>> START Supplied material
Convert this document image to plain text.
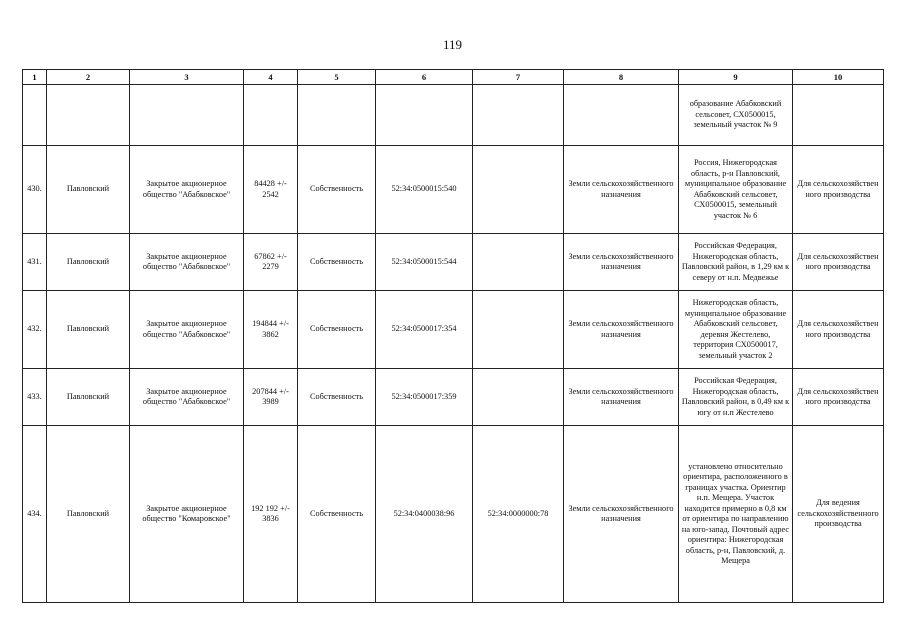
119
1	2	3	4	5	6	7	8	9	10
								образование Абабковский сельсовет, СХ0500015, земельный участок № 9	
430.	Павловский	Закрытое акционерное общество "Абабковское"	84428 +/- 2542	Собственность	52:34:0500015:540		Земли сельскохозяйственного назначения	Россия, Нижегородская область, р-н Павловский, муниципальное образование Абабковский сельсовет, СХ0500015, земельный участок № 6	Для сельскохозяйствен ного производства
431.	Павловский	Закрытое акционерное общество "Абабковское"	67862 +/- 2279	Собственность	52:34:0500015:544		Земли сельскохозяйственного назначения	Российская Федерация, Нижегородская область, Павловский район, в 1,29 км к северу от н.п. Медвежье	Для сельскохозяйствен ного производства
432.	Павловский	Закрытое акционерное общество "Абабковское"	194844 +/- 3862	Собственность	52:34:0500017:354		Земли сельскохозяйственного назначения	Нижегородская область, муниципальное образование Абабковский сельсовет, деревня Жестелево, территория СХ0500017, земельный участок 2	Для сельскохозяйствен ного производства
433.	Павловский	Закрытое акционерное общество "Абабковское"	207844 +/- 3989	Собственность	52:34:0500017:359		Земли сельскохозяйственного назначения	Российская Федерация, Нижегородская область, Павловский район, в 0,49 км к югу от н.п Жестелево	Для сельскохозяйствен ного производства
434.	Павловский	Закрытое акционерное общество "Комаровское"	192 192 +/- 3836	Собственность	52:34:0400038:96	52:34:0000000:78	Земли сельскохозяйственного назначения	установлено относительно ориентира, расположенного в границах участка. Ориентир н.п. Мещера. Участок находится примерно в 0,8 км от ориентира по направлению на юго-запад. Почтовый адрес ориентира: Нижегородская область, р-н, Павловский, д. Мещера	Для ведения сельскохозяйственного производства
>> END Supplied material
>> START Supplied material
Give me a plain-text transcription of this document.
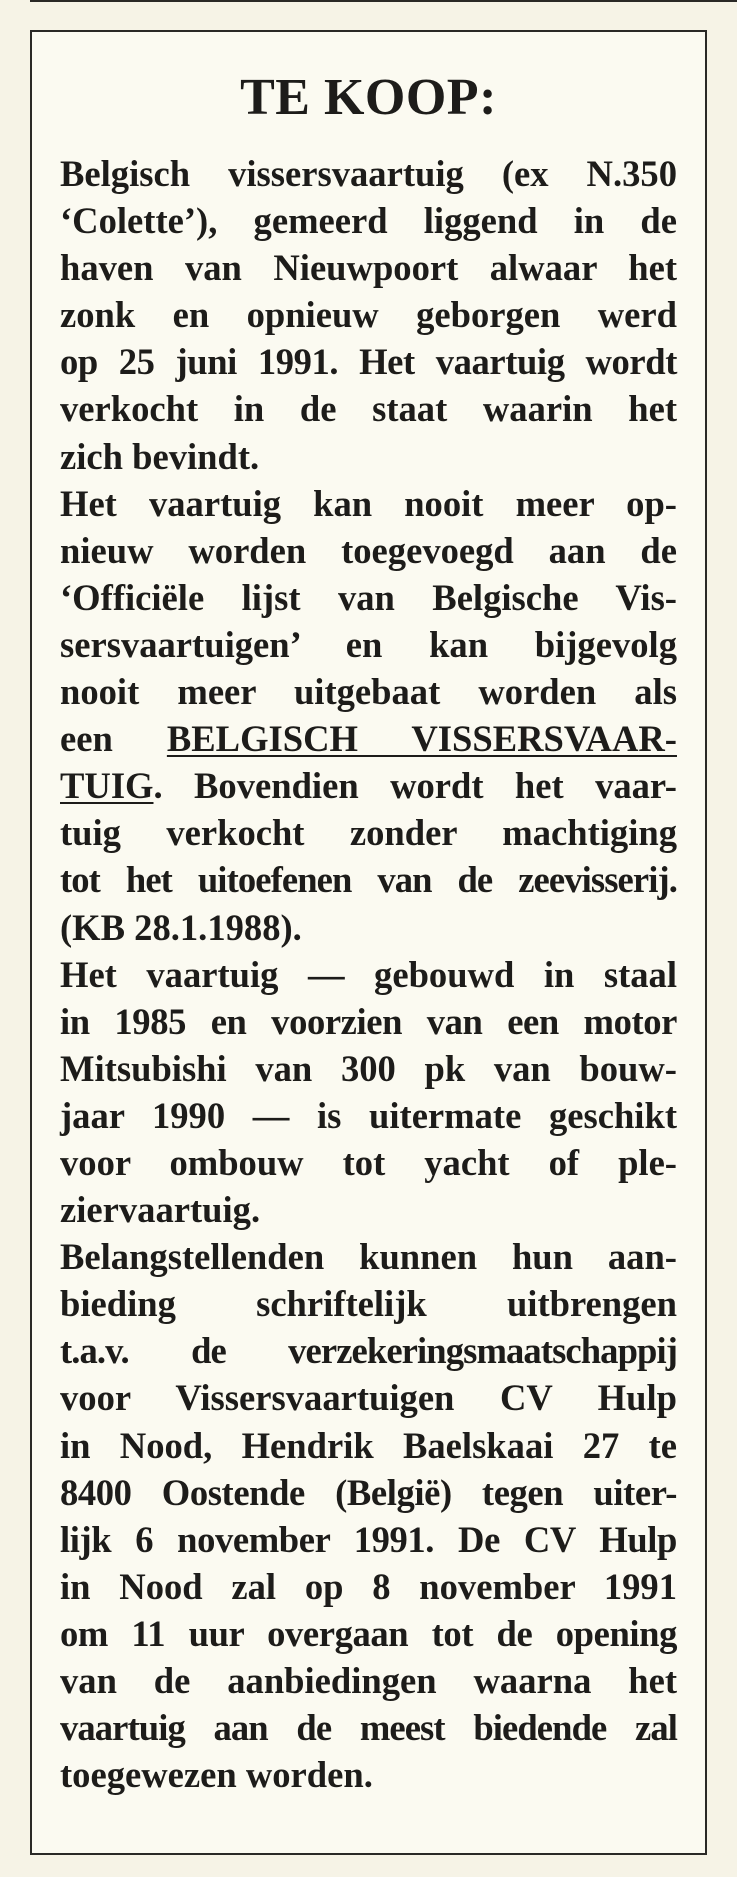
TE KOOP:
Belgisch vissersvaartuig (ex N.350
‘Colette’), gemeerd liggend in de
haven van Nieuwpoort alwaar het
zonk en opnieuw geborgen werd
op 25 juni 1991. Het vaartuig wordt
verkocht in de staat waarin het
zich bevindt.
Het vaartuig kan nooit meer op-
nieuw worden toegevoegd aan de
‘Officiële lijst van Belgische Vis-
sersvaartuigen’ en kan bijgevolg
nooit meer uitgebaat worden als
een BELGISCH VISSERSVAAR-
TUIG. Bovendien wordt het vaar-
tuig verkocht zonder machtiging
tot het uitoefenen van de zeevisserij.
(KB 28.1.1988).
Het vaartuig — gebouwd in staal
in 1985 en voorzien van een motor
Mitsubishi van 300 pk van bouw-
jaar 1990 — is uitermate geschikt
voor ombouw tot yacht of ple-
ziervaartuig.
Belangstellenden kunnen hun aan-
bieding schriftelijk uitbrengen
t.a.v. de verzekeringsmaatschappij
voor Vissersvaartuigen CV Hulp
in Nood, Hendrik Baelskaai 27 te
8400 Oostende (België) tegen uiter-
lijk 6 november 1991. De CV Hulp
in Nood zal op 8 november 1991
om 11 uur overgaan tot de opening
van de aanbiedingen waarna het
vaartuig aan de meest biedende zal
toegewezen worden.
>> END Supplied material
>> START Supplied material
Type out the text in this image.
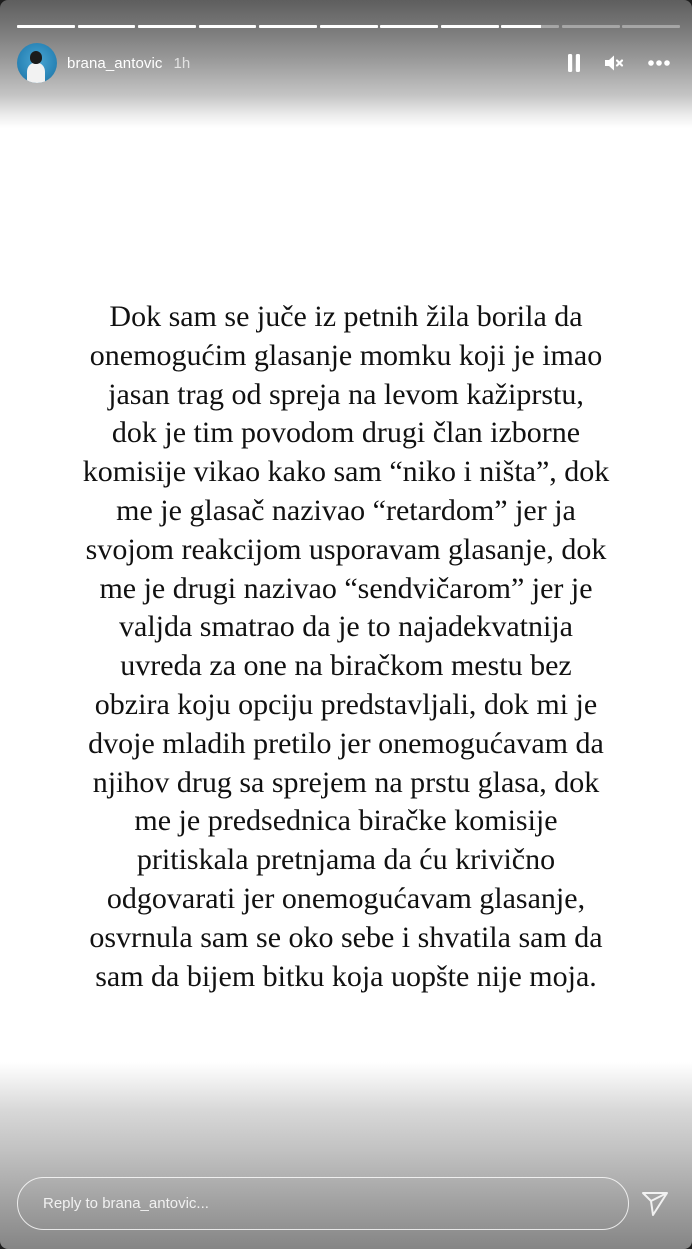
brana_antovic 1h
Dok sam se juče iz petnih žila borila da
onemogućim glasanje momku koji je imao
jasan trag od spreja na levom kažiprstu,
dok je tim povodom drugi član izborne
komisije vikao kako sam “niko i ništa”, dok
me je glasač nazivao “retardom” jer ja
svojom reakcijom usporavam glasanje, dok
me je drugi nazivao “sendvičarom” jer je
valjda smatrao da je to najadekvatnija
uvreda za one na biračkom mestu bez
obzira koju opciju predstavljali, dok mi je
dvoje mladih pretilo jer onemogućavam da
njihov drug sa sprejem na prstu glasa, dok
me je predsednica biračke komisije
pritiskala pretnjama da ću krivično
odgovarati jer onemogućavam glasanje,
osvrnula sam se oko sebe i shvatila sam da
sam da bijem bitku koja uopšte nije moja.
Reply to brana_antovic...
>> END Supplied material
## What you are asked to do
Show every line from the entries above in which "glasanje" appears.

## The solution
onemogućim glasanje momku koji je imao
svojom reakcijom usporavam glasanje, dok
odgovarati jer onemogućavam glasanje,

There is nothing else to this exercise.